Write out the rows below word for word, from the first one through the row containing "window-w5 [652,48,794,83]", and include that row.

Input data ▸
---

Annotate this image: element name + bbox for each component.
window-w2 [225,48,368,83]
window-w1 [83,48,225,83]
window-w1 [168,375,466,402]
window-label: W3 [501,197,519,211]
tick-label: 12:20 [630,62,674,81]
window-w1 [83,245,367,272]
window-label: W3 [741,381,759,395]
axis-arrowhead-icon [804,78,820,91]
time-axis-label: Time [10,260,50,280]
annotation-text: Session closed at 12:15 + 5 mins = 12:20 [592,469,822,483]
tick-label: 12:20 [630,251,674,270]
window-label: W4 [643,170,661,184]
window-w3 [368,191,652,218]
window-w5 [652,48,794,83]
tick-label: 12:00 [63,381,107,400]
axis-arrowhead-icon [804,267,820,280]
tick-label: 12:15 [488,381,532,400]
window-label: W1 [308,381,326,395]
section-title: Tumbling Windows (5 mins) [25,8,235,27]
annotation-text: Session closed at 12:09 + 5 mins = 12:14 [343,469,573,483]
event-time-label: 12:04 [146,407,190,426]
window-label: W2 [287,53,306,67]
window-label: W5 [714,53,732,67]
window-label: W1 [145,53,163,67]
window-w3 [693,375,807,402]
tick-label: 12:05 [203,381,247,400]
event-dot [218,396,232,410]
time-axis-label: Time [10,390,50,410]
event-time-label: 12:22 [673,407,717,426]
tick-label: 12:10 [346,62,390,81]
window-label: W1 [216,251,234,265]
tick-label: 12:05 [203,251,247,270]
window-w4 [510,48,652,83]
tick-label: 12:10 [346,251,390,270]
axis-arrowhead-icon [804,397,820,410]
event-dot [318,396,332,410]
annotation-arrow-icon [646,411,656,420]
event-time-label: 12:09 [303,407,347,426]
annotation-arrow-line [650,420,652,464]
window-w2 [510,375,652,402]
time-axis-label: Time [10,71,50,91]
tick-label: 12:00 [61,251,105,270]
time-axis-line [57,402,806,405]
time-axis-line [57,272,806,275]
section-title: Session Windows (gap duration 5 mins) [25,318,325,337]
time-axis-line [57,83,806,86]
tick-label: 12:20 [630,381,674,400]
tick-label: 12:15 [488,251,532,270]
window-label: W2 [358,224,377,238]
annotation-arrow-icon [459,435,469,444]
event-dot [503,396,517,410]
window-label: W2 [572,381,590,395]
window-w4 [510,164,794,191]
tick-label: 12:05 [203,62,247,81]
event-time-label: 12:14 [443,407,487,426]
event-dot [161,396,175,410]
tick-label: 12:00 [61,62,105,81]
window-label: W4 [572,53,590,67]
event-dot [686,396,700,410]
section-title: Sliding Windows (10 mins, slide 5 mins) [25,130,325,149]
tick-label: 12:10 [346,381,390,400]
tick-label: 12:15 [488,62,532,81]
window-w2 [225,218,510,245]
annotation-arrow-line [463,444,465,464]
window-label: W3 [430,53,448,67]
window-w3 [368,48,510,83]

---

Problem solution ▸
Annotate this image: element name + bbox for each component.
window-w2 [225,48,368,83]
window-w1 [83,48,225,83]
window-w1 [168,375,466,402]
window-label: W3 [501,197,519,211]
tick-label: 12:20 [630,62,674,81]
window-w1 [83,245,367,272]
window-label: W3 [741,381,759,395]
axis-arrowhead-icon [804,78,820,91]
time-axis-label: Time [10,260,50,280]
annotation-text: Session closed at 12:15 + 5 mins = 12:20 [592,469,822,483]
tick-label: 12:20 [630,251,674,270]
window-label: W4 [643,170,661,184]
window-w3 [368,191,652,218]
window-w5 [652,48,794,83]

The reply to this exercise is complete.